**Input rows**
* * *

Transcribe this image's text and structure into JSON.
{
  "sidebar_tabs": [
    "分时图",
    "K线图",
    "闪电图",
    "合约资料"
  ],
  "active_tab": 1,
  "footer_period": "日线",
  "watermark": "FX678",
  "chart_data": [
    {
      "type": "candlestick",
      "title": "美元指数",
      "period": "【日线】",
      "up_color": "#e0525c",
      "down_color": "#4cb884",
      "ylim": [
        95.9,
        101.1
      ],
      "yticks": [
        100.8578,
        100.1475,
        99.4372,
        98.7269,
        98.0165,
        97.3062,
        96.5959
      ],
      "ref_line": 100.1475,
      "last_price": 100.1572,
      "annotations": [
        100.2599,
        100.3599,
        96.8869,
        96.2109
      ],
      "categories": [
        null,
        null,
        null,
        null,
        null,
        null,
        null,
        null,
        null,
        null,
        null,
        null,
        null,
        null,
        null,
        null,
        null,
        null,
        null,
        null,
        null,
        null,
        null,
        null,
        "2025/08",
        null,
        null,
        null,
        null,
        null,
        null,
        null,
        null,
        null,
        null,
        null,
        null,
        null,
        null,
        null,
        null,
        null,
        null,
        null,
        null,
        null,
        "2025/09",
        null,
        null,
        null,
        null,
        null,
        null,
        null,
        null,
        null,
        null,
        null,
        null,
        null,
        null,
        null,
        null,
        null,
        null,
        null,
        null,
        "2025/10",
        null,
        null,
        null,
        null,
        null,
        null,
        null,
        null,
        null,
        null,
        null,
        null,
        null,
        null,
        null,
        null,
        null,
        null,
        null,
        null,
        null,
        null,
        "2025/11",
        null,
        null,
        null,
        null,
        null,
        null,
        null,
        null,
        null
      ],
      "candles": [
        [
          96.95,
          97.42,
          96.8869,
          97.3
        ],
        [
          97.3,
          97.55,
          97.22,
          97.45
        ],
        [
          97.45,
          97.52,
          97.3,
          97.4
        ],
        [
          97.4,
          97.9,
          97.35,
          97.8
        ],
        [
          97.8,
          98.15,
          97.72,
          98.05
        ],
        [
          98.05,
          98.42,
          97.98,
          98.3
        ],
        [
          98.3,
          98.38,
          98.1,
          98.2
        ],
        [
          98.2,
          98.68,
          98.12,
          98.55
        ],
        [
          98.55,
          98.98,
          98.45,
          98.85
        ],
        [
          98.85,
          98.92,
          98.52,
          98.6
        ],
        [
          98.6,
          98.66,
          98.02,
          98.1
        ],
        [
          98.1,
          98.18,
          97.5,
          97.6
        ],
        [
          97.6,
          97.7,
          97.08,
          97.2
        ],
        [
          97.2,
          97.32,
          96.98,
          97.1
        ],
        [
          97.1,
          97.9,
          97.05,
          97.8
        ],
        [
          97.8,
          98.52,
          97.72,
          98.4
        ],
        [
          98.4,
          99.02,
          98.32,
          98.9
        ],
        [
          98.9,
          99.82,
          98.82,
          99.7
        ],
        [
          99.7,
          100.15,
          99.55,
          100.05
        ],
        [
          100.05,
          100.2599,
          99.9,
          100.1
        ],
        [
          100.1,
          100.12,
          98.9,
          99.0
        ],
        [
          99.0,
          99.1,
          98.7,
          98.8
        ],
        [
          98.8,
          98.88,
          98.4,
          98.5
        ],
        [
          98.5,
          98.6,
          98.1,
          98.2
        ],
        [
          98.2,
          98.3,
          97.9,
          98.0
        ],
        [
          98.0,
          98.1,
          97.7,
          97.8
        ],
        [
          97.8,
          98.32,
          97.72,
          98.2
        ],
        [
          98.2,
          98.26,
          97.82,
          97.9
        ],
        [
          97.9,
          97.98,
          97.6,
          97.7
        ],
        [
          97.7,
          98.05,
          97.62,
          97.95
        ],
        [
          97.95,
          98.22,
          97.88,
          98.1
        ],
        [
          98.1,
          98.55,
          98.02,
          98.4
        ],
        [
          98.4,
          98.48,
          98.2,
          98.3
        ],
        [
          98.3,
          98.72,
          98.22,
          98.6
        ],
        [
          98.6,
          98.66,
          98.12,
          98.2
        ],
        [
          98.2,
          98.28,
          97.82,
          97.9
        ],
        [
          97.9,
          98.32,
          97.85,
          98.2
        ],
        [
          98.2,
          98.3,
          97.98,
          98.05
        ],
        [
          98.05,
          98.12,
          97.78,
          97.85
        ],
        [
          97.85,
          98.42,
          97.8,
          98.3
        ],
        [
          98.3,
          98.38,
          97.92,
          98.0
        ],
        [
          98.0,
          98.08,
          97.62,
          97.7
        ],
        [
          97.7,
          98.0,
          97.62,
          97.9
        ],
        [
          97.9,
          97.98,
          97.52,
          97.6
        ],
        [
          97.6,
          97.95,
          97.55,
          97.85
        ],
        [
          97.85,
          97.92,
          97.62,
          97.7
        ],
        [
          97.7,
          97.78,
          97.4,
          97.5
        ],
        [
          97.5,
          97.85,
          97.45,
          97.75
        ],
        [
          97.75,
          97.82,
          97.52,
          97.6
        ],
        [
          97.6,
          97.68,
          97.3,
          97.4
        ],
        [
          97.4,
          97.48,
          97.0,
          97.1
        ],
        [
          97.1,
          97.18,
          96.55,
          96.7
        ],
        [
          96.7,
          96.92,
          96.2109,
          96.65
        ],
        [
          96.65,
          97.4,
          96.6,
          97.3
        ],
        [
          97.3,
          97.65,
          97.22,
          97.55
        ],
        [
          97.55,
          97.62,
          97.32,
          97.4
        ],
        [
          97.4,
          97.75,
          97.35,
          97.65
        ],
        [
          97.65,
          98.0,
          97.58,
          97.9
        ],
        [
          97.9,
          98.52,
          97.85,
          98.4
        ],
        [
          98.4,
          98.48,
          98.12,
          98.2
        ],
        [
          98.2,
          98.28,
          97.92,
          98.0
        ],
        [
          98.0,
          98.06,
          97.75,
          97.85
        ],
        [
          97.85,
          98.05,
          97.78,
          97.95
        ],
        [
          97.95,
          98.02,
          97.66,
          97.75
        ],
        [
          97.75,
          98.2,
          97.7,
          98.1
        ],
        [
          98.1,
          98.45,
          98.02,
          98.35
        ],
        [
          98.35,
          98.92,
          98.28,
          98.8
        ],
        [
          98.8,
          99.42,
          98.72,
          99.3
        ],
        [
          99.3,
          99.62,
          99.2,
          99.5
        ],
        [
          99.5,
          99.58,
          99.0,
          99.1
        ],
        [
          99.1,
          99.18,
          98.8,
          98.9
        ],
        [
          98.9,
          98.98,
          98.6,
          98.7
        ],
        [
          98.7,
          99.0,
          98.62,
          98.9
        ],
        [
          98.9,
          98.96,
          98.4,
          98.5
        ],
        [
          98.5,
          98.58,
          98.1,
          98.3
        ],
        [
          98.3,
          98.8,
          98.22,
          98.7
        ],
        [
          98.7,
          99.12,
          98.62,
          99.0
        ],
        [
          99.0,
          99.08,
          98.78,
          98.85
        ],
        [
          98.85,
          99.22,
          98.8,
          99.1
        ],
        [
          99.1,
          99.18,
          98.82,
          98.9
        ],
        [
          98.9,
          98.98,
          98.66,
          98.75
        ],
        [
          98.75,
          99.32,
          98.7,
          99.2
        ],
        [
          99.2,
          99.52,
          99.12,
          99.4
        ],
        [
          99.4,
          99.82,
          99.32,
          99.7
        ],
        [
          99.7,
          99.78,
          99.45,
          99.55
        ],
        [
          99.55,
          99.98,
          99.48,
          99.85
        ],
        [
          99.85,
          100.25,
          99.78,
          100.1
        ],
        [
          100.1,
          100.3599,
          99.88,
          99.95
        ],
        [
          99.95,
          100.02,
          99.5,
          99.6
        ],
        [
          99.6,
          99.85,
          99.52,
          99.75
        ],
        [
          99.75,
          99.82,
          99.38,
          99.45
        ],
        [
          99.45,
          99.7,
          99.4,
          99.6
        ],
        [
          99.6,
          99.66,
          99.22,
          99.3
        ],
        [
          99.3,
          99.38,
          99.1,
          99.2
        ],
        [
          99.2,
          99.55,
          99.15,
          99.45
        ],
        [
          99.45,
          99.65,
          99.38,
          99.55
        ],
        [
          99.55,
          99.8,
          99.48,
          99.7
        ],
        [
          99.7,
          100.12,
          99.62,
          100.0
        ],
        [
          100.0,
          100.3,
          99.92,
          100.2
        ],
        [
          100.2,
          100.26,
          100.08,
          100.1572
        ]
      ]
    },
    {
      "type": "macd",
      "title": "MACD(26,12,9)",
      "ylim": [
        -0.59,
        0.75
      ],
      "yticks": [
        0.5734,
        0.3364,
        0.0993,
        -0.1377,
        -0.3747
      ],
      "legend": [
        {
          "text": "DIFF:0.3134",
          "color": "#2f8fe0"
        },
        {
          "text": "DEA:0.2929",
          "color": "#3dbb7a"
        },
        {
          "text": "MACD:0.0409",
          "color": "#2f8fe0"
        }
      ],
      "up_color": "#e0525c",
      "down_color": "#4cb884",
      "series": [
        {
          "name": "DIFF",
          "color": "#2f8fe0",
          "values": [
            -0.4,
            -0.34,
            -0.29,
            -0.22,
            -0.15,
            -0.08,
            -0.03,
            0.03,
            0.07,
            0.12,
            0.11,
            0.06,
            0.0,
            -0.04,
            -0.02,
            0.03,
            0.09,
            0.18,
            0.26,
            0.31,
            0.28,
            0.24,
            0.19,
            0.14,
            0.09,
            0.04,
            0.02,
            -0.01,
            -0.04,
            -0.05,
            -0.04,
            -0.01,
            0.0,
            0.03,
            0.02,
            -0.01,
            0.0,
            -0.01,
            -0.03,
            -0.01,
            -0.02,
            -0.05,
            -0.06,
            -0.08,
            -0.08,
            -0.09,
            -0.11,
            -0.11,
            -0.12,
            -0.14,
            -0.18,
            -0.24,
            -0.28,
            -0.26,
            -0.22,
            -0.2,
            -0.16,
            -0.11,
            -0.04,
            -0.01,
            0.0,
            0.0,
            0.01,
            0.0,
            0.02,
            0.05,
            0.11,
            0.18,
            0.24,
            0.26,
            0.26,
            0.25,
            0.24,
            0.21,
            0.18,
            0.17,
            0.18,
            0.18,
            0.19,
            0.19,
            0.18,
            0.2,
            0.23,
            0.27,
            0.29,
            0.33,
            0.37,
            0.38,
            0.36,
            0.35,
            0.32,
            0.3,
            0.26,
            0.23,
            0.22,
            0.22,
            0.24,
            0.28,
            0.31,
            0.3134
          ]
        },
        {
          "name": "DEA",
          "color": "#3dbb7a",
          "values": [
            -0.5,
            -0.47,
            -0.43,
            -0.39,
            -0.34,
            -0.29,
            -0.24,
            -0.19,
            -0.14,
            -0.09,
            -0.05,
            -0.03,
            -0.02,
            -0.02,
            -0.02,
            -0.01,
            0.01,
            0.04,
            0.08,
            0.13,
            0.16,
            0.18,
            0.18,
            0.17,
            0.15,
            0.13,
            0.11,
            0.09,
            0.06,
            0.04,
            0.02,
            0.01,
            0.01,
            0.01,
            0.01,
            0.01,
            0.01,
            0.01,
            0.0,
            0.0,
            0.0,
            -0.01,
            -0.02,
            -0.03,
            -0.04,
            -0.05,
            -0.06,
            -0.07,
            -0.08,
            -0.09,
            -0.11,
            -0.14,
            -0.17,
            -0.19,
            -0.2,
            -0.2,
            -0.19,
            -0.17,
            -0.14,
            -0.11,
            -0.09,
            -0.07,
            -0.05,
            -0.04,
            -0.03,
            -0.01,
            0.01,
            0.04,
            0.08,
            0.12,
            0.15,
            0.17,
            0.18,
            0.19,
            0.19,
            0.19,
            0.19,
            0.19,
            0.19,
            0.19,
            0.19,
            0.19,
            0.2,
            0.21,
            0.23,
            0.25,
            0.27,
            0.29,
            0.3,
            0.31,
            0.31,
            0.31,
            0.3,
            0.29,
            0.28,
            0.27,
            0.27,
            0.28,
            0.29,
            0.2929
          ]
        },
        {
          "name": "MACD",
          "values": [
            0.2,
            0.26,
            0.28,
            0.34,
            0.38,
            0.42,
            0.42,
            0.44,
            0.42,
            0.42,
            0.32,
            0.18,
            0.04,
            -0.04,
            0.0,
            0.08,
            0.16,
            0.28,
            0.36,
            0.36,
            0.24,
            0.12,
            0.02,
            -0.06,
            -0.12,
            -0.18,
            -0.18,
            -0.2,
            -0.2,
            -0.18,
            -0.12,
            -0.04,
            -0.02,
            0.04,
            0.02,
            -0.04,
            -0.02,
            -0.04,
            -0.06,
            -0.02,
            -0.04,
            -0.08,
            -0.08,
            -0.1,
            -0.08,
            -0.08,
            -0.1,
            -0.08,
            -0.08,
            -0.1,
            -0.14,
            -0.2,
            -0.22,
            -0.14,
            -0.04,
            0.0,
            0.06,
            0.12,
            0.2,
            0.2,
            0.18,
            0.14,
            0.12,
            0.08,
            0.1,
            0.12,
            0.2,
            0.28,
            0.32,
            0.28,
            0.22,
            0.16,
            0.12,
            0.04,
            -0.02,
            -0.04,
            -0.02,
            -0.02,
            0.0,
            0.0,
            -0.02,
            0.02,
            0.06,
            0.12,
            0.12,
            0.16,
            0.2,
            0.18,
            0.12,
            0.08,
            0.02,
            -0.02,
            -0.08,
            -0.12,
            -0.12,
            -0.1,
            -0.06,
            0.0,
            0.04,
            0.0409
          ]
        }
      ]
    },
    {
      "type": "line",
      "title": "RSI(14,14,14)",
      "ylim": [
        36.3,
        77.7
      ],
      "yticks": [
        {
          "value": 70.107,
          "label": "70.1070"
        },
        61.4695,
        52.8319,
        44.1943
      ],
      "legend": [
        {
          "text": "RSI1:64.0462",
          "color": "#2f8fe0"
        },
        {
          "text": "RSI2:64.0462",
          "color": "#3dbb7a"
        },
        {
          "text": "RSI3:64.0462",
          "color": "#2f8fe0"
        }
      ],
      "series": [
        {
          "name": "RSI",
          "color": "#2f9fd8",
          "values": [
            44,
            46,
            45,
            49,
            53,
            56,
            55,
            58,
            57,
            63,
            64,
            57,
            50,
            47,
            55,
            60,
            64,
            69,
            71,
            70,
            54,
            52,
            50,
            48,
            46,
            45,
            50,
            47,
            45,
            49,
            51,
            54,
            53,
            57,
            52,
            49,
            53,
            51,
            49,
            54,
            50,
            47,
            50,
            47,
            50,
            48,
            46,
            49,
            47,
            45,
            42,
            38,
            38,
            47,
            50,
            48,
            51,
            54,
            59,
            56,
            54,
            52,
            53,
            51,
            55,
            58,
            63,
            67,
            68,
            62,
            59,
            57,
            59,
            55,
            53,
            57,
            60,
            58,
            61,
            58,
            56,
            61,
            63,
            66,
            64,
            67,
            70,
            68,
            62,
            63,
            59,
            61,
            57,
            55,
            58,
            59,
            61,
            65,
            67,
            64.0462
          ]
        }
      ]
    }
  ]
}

* * *

**Work required**
In the records above, find each line that holds the word "text"; copy all such lines.

**Task answer**
Transcribe this image's text and structure into JSON.
          "text": "DIFF:0.3134",
          "text": "DEA:0.2929",
          "text": "MACD:0.0409",
          "text": "RSI1:64.0462",
          "text": "RSI2:64.0462",
          "text": "RSI3:64.0462",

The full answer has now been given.